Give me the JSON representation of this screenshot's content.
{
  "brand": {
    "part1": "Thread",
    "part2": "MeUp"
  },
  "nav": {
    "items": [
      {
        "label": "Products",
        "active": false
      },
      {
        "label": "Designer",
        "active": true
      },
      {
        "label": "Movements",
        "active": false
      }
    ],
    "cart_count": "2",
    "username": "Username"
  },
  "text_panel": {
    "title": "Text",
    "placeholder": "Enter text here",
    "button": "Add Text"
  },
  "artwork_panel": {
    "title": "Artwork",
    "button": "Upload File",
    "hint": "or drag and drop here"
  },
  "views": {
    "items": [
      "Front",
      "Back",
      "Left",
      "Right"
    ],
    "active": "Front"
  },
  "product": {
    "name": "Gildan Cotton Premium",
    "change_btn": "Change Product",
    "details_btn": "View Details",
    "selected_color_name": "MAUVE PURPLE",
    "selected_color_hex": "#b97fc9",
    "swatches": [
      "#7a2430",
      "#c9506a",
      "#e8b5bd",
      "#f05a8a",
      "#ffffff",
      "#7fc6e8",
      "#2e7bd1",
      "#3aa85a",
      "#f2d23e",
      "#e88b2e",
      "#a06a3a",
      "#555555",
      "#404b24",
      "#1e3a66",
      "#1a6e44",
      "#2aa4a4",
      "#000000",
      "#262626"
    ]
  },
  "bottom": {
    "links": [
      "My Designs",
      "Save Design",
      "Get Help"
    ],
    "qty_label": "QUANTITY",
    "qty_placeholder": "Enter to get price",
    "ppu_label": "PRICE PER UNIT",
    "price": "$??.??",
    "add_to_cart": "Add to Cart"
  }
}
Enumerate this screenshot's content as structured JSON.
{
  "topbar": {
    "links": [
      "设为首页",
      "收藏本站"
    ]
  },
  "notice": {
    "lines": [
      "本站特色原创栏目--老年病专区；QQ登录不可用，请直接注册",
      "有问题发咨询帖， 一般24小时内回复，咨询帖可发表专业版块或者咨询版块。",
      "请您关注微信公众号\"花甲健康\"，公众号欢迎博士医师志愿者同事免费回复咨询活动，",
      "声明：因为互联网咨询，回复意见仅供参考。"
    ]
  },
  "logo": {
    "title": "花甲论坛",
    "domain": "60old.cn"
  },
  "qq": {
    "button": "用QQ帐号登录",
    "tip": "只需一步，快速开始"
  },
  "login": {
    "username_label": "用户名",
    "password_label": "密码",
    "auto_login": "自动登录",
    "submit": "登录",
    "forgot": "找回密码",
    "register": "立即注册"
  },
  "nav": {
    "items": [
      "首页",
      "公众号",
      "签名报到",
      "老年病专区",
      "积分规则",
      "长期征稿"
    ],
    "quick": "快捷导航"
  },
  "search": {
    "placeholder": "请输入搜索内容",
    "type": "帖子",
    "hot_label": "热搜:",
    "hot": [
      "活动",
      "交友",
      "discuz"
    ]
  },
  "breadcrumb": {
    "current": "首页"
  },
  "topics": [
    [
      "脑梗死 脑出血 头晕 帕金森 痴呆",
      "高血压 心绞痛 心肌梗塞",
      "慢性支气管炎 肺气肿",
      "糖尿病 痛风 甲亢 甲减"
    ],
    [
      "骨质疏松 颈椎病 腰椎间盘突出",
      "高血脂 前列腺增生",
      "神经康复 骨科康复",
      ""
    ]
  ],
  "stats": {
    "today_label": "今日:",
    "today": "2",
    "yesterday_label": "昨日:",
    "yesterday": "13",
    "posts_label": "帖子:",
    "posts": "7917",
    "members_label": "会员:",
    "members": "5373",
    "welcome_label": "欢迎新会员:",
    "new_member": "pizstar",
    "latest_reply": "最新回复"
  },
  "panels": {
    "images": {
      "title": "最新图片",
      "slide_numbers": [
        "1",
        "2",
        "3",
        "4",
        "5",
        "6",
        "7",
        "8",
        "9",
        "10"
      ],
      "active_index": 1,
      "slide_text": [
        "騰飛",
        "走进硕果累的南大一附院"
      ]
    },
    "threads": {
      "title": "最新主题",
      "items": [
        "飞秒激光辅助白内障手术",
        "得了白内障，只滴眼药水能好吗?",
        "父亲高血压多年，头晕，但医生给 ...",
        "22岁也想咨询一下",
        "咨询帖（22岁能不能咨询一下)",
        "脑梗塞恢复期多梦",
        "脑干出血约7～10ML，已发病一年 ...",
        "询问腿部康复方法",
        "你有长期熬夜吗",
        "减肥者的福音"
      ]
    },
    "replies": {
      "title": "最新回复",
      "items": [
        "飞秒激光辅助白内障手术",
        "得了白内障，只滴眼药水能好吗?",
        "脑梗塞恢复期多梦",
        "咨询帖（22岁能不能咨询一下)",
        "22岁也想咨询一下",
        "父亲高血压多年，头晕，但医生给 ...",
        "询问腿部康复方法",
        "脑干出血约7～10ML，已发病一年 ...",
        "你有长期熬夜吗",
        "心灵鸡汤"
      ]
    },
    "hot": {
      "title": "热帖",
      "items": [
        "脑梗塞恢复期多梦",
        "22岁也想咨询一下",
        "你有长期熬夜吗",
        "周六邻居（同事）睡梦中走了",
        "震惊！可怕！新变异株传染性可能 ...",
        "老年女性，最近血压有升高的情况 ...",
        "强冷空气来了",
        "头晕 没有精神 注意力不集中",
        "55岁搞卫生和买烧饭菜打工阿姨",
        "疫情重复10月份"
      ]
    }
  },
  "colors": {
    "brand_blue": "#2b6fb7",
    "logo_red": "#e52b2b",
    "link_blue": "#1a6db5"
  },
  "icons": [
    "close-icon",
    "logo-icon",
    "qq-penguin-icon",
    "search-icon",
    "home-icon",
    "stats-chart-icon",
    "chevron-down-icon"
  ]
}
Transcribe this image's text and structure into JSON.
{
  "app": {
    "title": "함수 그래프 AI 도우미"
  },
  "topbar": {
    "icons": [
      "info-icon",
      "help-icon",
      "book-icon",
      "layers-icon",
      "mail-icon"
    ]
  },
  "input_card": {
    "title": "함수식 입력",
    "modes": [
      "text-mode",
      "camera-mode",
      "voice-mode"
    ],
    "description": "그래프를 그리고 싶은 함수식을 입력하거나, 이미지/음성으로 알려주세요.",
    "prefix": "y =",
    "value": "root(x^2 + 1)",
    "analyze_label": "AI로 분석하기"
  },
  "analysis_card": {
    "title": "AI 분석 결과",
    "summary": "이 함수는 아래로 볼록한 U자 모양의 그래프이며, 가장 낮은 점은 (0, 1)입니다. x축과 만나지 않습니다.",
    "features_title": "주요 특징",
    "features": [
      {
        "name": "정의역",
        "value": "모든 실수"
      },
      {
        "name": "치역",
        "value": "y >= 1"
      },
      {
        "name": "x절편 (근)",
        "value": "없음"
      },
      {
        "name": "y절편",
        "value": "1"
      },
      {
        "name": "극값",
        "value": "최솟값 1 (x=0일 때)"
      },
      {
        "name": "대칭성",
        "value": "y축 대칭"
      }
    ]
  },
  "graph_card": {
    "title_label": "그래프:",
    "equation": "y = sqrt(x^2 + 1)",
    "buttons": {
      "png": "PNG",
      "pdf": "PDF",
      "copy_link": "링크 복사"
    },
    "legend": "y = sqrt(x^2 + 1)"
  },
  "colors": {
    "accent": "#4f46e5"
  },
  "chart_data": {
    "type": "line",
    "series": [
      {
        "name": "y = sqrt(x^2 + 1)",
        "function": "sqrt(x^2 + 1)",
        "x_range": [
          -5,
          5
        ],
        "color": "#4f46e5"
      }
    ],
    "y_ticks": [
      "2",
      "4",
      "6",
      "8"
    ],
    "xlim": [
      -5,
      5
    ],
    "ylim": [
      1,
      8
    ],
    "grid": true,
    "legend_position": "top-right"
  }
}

Description of the task: Your task is to repeat each line of the material exactly.

Result:
Give me the JSON representation of this screenshot's content.
{
  "brand": {
    "part1": "Thread",
    "part2": "MeUp"
  },
  "nav": {
    "items": [
      {
        "label": "Products",
        "active": false
      },
      {
        "label": "Designer",
        "active": true
      },
      {
        "label": "Movements",
        "active": false
      }
    ],
    "cart_count": "2",
    "username": "Username"
  },
  "text_panel": {
    "title": "Text",
    "placeholder": "Enter text here",
    "button": "Add Text"
  },
  "artwork_panel": {
    "title": "Artwork",
    "button": "Upload File",
    "hint": "or drag and drop here"
  },
  "views": {
    "items": [
      "Front",
      "Back",
      "Left",
      "Right"
    ],
    "active": "Front"
  },
  "product": {
    "name": "Gildan Cotton Premium",
    "change_btn": "Change Product",
    "details_btn": "View Details",
    "selected_color_name": "MAUVE PURPLE",
    "selected_color_hex": "#b97fc9",
    "swatches": [
      "#7a2430",
      "#c9506a",
      "#e8b5bd",
      "#f05a8a",
      "#ffffff",
      "#7fc6e8",
      "#2e7bd1",
      "#3aa85a",
      "#f2d23e",
      "#e88b2e",
      "#a06a3a",
      "#555555",
      "#404b24",
      "#1e3a66",
      "#1a6e44",
      "#2aa4a4",
      "#000000",
      "#262626"
    ]
  },
  "bottom": {
    "links": [
      "My Designs",
      "Save Design",
      "Get Help"
    ],
    "qty_label": "QUANTITY",
    "qty_placeholder": "Enter to get price",
    "ppu_label": "PRICE PER UNIT",
    "price": "$??.??",
    "add_to_cart": "Add to Cart"
  }
}
Enumerate this screenshot's content as structured JSON.
{
  "topbar": {
    "links": [
      "设为首页",
      "收藏本站"
    ]
  },
  "notice": {
    "lines": [
      "本站特色原创栏目--老年病专区；QQ登录不可用，请直接注册",
      "有问题发咨询帖， 一般24小时内回复，咨询帖可发表专业版块或者咨询版块。",
      "请您关注微信公众号\"花甲健康\"，公众号欢迎博士医师志愿者同事免费回复咨询活动，",
      "声明：因为互联网咨询，回复意见仅供参考。"
    ]
  },
  "logo": {
    "title": "花甲论坛",
    "domain": "60old.cn"
  },
  "qq": {
    "button": "用QQ帐号登录",
    "tip": "只需一步，快速开始"
  },
  "login": {
    "username_label": "用户名",
    "password_label": "密码",
    "auto_login": "自动登录",
    "submit": "登录",
    "forgot": "找回密码",
    "register": "立即注册"
  },
  "nav": {
    "items": [
      "首页",
      "公众号",
      "签名报到",
      "老年病专区",
      "积分规则",
      "长期征稿"
    ],
    "quick": "快捷导航"
  },
  "search": {
    "placeholder": "请输入搜索内容",
    "type": "帖子",
    "hot_label": "热搜:",
    "hot": [
      "活动",
      "交友",
      "discuz"
    ]
  },
  "breadcrumb": {
    "current": "首页"
  },
  "topics": [
    [
      "脑梗死 脑出血 头晕 帕金森 痴呆",
      "高血压 心绞痛 心肌梗塞",
      "慢性支气管炎 肺气肿",
      "糖尿病 痛风 甲亢 甲减"
    ],
    [
      "骨质疏松 颈椎病 腰椎间盘突出",
      "高血脂 前列腺增生",
      "神经康复 骨科康复",
      ""
    ]
  ],
  "stats": {
    "today_label": "今日:",
    "today": "2",
    "yesterday_label": "昨日:",
    "yesterday": "13",
    "posts_label": "帖子:",
    "posts": "7917",
    "members_label": "会员:",
    "members": "5373",
    "welcome_label": "欢迎新会员:",
    "new_member": "pizstar",
    "latest_reply": "最新回复"
  },
  "panels": {
    "images": {
      "title": "最新图片",
      "slide_numbers": [
        "1",
        "2",
        "3",
        "4",
        "5",
        "6",
        "7",
        "8",
        "9",
        "10"
      ],
      "active_index": 1,
      "slide_text": [
        "騰飛",
        "走进硕果累的南大一附院"
      ]
    },
    "threads": {
      "title": "最新主题",
      "items": [
        "飞秒激光辅助白内障手术",
        "得了白内障，只滴眼药水能好吗?",
        "父亲高血压多年，头晕，但医生给 ...",
        "22岁也想咨询一下",
        "咨询帖（22岁能不能咨询一下)",
        "脑梗塞恢复期多梦",
        "脑干出血约7～10ML，已发病一年 ...",
        "询问腿部康复方法",
        "你有长期熬夜吗",
        "减肥者的福音"
      ]
    },
    "replies": {
      "title": "最新回复",
      "items": [
        "飞秒激光辅助白内障手术",
        "得了白内障，只滴眼药水能好吗?",
        "脑梗塞恢复期多梦",
        "咨询帖（22岁能不能咨询一下)",
        "22岁也想咨询一下",
        "父亲高血压多年，头晕，但医生给 ...",
        "询问腿部康复方法",
        "脑干出血约7～10ML，已发病一年 ...",
        "你有长期熬夜吗",
        "心灵鸡汤"
      ]
    },
    "hot": {
      "title": "热帖",
      "items": [
        "脑梗塞恢复期多梦",
        "22岁也想咨询一下",
        "你有长期熬夜吗",
        "周六邻居（同事）睡梦中走了",
        "震惊！可怕！新变异株传染性可能 ...",
        "老年女性，最近血压有升高的情况 ...",
        "强冷空气来了",
        "头晕 没有精神 注意力不集中",
        "55岁搞卫生和买烧饭菜打工阿姨",
        "疫情重复10月份"
      ]
    }
  },
  "colors": {
    "brand_blue": "#2b6fb7",
    "logo_red": "#e52b2b",
    "link_blue": "#1a6db5"
  },
  "icons": [
    "close-icon",
    "logo-icon",
    "qq-penguin-icon",
    "search-icon",
    "home-icon",
    "stats-chart-icon",
    "chevron-down-icon"
  ]
}
Transcribe this image's text and structure into JSON.
{
  "app": {
    "title": "함수 그래프 AI 도우미"
  },
  "topbar": {
    "icons": [
      "info-icon",
      "help-icon",
      "book-icon",
      "layers-icon",
      "mail-icon"
    ]
  },
  "input_card": {
    "title": "함수식 입력",
    "modes": [
      "text-mode",
      "camera-mode",
      "voice-mode"
    ],
    "description": "그래프를 그리고 싶은 함수식을 입력하거나, 이미지/음성으로 알려주세요.",
    "prefix": "y =",
    "value": "root(x^2 + 1)",
    "analyze_label": "AI로 분석하기"
  },
  "analysis_card": {
    "title": "AI 분석 결과",
    "summary": "이 함수는 아래로 볼록한 U자 모양의 그래프이며, 가장 낮은 점은 (0, 1)입니다. x축과 만나지 않습니다.",
    "features_title": "주요 특징",
    "features": [
      {
        "name": "정의역",
        "value": "모든 실수"
      },
      {
        "name": "치역",
        "value": "y >= 1"
      },
      {
        "name": "x절편 (근)",
        "value": "없음"
      },
      {
        "name": "y절편",
        "value": "1"
      },
      {
        "name": "극값",
        "value": "최솟값 1 (x=0일 때)"
      },
      {
        "name": "대칭성",
        "value": "y축 대칭"
      }
    ]
  },
  "graph_card": {
    "title_label": "그래프:",
    "equation": "y = sqrt(x^2 + 1)",
    "buttons": {
      "png": "PNG",
      "pdf": "PDF",
      "copy_link": "링크 복사"
    },
    "legend": "y = sqrt(x^2 + 1)"
  },
  "colors": {
    "accent": "#4f46e5"
  },
  "chart_data": {
    "type": "line",
    "series": [
      {
        "name": "y = sqrt(x^2 + 1)",
        "function": "sqrt(x^2 + 1)",
        "x_range": [
          -5,
          5
        ],
        "color": "#4f46e5"
      }
    ],
    "y_ticks": [
      "2",
      "4",
      "6",
      "8"
    ],
    "xlim": [
      -5,
      5
    ],
    "ylim": [
      1,
      8
    ],
    "grid": true,
    "legend_position": "top-right"
  }
}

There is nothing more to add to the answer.